Directions for this task:
Select every line containing the word "name" from the material, and copy those lines.

— start Available records —

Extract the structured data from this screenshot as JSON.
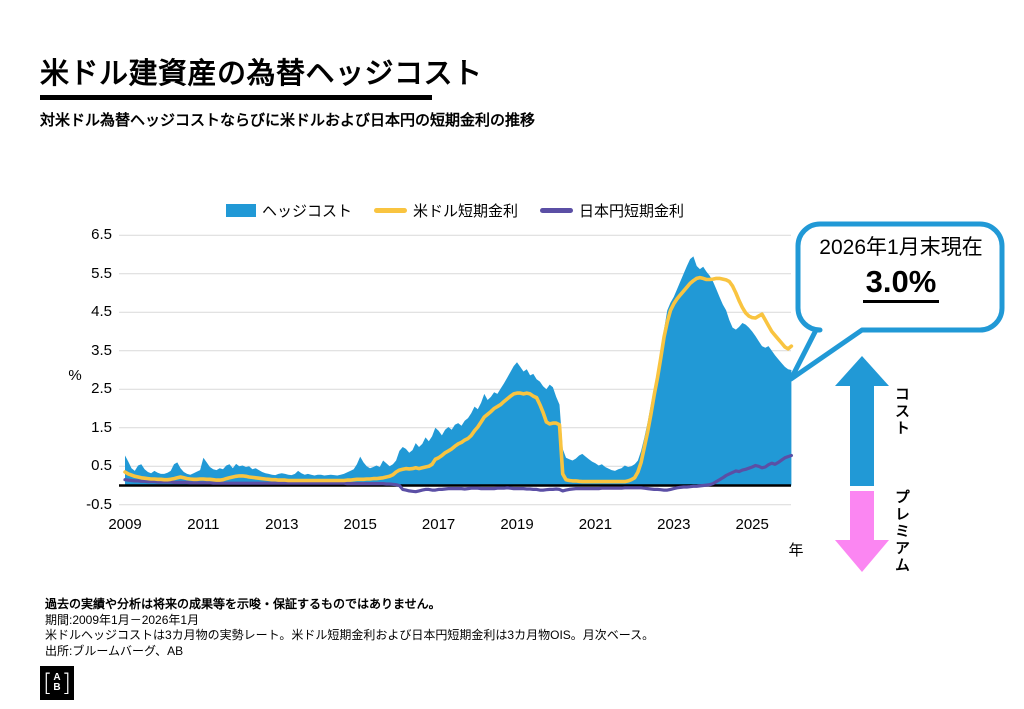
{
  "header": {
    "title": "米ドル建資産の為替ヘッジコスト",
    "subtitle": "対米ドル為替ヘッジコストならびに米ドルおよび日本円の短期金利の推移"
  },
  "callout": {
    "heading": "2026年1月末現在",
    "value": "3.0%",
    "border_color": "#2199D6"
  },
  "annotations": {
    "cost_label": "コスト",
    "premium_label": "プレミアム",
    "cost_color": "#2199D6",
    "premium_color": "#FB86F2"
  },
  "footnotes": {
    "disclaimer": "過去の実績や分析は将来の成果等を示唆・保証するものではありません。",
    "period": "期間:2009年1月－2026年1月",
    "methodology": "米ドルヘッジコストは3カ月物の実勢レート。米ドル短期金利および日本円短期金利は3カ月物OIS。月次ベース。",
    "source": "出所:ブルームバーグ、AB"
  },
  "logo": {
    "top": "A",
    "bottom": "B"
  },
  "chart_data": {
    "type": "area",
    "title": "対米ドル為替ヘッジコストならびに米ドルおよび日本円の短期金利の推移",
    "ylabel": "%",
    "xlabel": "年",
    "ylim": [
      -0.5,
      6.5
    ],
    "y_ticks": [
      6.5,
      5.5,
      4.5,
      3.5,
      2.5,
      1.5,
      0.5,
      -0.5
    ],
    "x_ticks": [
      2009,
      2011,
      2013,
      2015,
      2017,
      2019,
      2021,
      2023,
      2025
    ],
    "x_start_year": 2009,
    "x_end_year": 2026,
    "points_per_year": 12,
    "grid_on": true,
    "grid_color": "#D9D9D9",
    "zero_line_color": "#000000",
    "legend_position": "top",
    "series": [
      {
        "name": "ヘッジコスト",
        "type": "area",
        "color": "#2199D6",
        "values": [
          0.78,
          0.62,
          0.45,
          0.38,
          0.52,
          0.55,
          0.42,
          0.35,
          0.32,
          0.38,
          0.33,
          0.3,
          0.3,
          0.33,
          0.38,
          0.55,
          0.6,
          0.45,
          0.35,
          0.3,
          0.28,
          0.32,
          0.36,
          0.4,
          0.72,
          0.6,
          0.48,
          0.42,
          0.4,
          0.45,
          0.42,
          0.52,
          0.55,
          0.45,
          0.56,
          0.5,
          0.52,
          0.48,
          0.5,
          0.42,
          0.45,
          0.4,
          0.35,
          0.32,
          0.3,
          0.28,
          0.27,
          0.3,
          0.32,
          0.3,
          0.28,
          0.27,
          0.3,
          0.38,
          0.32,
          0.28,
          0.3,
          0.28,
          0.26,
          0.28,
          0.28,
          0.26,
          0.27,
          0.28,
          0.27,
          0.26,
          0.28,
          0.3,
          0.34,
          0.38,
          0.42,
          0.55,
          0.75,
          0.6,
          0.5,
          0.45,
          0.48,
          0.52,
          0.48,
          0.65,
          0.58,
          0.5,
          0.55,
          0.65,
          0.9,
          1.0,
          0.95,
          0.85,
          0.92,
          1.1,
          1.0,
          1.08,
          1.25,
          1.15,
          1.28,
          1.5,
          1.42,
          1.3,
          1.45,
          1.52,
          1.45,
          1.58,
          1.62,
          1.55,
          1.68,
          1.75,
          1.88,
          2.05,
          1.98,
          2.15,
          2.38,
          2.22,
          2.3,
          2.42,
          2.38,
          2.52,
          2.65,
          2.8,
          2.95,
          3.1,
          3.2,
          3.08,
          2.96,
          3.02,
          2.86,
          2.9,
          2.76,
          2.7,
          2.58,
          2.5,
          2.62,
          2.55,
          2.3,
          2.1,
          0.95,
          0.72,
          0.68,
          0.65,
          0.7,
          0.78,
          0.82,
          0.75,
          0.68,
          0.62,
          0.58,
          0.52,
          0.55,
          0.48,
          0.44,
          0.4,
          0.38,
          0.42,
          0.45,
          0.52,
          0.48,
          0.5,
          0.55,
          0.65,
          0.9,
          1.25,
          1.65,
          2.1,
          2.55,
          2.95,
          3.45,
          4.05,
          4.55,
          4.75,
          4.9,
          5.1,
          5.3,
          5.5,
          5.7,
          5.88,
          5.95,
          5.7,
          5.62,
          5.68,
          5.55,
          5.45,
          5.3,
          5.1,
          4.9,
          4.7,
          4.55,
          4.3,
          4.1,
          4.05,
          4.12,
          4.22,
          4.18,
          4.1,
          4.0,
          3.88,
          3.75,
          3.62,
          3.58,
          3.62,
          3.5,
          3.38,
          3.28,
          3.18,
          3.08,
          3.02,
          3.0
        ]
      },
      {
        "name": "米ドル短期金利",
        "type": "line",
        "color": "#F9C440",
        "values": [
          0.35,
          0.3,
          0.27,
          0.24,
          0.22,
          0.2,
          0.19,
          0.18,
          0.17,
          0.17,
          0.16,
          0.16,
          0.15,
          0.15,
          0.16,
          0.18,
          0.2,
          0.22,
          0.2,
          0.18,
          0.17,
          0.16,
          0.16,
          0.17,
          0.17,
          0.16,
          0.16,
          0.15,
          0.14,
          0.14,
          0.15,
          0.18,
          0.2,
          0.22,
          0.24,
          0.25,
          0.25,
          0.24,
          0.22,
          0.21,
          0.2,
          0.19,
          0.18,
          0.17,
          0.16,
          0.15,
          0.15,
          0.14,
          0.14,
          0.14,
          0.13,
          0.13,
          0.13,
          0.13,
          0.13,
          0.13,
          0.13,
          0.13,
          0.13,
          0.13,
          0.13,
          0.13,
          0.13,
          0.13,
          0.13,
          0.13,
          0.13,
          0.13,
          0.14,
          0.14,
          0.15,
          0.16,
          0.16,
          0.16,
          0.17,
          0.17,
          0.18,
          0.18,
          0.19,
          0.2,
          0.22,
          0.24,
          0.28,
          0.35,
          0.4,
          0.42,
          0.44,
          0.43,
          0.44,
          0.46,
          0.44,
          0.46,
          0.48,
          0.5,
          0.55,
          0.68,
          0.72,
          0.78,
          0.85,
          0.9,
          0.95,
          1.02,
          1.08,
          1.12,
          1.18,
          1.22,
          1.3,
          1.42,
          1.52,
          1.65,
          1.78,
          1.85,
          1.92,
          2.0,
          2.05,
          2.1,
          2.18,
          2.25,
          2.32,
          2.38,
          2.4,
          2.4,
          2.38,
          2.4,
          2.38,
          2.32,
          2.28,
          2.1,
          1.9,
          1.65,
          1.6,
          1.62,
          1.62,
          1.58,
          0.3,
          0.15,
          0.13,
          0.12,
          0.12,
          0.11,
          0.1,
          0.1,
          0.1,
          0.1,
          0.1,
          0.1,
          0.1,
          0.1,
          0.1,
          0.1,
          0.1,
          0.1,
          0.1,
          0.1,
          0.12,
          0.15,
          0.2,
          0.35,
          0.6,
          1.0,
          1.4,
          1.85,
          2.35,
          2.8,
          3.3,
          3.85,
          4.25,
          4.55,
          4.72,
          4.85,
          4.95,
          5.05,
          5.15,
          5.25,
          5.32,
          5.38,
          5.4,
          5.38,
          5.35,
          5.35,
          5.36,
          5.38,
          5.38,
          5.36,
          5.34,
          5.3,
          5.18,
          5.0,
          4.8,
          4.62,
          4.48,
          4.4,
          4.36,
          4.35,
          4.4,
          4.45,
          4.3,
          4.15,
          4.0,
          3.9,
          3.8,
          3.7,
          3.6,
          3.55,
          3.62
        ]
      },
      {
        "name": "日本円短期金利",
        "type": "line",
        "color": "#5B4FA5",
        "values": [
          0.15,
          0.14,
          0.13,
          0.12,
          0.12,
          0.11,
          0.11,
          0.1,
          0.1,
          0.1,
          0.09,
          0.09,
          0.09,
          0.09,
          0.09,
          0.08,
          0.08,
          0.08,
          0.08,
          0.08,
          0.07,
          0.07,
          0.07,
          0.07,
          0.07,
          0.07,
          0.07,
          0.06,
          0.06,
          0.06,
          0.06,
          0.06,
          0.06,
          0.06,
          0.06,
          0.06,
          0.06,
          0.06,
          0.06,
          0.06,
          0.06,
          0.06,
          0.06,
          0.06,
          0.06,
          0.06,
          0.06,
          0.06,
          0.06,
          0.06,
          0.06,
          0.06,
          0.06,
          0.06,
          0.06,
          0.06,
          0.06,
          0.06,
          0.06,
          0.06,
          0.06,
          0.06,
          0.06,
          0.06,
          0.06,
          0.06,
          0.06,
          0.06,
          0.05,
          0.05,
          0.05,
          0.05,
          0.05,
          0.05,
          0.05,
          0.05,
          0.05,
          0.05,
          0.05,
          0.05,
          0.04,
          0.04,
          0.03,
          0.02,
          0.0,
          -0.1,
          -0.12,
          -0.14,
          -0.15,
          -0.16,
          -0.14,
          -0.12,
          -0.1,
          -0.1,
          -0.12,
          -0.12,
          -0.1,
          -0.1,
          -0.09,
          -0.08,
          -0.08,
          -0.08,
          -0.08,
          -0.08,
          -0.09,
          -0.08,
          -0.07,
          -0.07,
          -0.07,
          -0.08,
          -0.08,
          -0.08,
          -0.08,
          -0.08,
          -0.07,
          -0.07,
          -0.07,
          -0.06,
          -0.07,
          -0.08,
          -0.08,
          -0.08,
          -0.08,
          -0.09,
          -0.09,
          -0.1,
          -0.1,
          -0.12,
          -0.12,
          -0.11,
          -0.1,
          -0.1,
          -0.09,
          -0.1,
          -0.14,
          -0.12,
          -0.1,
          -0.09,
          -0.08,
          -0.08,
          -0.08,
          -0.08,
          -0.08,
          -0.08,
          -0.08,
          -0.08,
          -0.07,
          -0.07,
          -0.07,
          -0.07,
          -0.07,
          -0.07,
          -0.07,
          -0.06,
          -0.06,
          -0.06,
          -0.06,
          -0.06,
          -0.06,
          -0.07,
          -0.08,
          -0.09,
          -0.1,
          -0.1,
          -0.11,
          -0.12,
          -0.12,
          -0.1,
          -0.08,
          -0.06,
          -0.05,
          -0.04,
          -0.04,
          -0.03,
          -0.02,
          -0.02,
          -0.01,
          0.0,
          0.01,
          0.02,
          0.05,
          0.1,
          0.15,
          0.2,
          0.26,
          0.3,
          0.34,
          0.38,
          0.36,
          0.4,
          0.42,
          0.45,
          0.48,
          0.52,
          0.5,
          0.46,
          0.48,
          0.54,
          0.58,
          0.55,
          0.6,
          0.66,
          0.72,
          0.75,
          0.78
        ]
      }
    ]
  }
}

— end Available records —

Answer:
        "name": "ヘッジコスト",
        "name": "米ドル短期金利",
        "name": "日本円短期金利",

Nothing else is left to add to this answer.